* WORK REQUIRED
Copy out all lines carrying the word "help".

* DATA EXCERPTS
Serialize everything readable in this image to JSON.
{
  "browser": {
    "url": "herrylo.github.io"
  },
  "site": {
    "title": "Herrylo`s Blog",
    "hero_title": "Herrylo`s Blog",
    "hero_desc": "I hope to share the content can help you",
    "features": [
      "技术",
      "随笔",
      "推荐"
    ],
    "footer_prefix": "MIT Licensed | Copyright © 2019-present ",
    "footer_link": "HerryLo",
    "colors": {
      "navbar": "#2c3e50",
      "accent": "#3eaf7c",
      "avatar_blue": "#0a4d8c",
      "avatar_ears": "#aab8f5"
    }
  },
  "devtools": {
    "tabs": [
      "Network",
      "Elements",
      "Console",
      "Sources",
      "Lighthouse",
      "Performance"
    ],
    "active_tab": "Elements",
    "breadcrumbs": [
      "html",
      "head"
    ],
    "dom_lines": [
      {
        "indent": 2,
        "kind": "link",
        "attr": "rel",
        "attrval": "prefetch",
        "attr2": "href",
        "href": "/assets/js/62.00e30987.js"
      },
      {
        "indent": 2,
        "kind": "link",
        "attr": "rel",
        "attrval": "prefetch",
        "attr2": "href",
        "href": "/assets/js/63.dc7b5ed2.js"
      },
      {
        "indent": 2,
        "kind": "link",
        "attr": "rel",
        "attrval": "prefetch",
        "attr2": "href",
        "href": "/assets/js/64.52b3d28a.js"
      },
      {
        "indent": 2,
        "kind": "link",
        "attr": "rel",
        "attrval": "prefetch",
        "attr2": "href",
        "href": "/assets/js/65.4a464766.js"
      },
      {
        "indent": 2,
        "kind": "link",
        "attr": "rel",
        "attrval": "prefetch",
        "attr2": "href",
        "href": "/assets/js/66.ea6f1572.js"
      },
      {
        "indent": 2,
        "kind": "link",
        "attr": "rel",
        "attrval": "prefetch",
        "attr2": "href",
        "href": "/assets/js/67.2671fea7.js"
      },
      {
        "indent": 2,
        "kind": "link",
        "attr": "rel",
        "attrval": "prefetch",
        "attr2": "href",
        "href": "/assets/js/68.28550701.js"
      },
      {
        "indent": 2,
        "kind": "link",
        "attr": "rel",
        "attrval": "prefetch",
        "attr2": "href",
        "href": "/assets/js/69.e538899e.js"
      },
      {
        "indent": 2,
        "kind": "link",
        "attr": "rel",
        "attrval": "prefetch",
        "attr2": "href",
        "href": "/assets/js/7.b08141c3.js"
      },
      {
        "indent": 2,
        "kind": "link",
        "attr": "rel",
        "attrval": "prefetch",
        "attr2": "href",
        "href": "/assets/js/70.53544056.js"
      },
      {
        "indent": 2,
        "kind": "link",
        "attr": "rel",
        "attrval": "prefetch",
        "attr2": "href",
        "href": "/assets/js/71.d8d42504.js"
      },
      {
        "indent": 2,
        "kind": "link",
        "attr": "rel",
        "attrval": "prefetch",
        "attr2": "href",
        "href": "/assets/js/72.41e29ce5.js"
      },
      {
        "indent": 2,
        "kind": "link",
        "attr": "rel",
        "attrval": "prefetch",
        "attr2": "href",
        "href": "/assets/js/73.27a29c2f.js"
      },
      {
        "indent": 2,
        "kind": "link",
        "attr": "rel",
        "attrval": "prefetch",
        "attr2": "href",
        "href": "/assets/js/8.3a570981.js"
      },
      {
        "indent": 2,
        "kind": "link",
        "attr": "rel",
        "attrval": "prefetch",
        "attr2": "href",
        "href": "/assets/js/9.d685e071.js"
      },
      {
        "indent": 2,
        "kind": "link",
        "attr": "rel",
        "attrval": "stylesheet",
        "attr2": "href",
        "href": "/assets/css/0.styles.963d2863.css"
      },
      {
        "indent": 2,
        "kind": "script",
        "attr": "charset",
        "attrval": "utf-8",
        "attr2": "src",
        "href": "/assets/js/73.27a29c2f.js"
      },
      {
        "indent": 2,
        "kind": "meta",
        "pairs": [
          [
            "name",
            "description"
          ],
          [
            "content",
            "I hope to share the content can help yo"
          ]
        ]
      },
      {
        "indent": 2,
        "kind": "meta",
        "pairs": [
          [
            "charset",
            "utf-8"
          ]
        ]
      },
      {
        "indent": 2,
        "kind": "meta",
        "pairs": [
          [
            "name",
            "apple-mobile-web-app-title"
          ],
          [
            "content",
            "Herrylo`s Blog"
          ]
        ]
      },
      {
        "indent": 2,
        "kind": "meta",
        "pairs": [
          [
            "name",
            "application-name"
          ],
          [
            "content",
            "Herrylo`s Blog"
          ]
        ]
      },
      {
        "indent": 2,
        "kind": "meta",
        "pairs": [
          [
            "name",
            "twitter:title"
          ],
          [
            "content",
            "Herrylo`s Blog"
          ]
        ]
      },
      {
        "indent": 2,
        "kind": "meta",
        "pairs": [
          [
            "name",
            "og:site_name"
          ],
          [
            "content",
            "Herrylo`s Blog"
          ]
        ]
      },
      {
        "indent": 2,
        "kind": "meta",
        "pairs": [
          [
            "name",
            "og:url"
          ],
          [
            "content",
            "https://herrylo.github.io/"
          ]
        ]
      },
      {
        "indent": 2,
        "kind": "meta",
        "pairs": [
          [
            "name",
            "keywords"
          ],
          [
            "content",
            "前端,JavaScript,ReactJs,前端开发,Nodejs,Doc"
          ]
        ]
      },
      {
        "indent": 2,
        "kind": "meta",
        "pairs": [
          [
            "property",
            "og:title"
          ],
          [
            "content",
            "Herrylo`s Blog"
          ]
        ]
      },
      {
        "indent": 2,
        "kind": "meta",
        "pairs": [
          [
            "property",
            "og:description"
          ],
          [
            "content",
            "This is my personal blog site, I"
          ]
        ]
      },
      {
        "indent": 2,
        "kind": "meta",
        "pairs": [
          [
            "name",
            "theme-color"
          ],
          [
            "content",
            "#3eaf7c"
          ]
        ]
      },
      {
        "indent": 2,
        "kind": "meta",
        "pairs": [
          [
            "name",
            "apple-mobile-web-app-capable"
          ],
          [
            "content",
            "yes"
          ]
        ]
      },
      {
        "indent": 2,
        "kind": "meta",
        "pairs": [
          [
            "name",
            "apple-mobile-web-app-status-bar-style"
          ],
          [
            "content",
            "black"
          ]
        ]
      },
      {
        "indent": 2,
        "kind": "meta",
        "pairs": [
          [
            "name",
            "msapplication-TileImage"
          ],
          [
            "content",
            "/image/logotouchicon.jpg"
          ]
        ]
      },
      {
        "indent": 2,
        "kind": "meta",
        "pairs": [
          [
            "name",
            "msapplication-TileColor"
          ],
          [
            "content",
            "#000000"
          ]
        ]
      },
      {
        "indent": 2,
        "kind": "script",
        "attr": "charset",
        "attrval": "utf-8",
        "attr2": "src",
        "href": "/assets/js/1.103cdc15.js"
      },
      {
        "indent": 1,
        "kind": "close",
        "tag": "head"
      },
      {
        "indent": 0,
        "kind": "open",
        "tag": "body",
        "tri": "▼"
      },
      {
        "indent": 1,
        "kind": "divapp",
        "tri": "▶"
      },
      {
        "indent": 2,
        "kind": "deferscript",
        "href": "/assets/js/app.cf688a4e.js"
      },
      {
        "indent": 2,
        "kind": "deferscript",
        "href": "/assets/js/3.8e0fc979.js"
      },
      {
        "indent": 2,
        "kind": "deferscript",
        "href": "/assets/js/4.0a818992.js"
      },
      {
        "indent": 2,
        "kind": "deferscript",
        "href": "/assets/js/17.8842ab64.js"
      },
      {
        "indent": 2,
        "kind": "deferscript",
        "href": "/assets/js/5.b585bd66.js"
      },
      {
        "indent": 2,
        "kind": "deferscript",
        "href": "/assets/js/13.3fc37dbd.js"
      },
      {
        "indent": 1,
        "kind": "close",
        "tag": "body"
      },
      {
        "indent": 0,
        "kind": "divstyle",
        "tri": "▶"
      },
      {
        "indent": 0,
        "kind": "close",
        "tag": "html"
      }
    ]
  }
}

--

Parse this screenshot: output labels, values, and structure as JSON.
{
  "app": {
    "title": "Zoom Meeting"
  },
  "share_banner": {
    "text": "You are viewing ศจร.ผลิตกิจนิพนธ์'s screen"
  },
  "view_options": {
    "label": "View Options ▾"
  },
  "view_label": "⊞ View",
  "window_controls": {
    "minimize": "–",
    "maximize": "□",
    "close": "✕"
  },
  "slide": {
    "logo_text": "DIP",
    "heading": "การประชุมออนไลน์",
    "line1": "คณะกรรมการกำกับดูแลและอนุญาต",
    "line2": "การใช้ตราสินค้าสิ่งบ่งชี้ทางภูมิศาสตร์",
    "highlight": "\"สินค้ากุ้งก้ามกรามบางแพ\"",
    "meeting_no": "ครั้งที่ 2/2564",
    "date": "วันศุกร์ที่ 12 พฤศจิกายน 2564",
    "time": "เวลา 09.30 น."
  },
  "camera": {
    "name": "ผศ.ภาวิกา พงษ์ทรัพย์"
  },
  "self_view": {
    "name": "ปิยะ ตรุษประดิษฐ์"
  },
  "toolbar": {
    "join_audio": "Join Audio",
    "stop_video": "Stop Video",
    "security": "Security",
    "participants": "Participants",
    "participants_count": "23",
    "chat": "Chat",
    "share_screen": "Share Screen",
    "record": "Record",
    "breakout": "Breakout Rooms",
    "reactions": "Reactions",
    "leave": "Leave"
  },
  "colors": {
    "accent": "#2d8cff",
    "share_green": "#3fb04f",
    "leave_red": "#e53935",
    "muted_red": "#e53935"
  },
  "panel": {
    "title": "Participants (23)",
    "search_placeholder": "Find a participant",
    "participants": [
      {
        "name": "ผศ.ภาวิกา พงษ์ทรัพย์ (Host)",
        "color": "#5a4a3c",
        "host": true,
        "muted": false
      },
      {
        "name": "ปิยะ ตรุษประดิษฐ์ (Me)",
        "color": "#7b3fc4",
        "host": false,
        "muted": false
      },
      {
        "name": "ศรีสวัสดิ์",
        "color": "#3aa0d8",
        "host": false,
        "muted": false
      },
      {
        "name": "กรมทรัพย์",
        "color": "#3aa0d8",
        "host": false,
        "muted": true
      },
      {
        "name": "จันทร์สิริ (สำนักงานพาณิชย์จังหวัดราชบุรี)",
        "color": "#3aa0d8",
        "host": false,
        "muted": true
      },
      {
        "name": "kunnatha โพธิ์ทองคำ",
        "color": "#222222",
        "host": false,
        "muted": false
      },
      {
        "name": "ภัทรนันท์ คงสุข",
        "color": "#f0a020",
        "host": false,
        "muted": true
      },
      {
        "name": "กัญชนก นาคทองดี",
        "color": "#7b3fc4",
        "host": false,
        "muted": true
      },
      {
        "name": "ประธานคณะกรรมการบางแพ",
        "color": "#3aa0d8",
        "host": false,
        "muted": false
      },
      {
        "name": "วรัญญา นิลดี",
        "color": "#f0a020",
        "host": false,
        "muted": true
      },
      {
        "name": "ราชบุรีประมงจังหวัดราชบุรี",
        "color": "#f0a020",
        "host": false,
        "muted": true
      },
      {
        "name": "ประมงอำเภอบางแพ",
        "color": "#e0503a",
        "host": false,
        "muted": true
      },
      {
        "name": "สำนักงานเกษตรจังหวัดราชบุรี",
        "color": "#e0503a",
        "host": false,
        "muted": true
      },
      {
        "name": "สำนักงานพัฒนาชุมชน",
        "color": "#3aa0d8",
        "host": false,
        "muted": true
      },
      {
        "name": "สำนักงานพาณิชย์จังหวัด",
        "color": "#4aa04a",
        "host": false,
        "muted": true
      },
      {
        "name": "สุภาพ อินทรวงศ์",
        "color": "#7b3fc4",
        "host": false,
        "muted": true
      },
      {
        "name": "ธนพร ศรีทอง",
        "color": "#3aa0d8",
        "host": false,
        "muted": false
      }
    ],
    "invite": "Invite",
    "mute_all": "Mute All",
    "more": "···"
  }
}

* EXPECTED OUTPUT
    "hero_desc": "I hope to share the content can help you",
            "I hope to share the content can help yo"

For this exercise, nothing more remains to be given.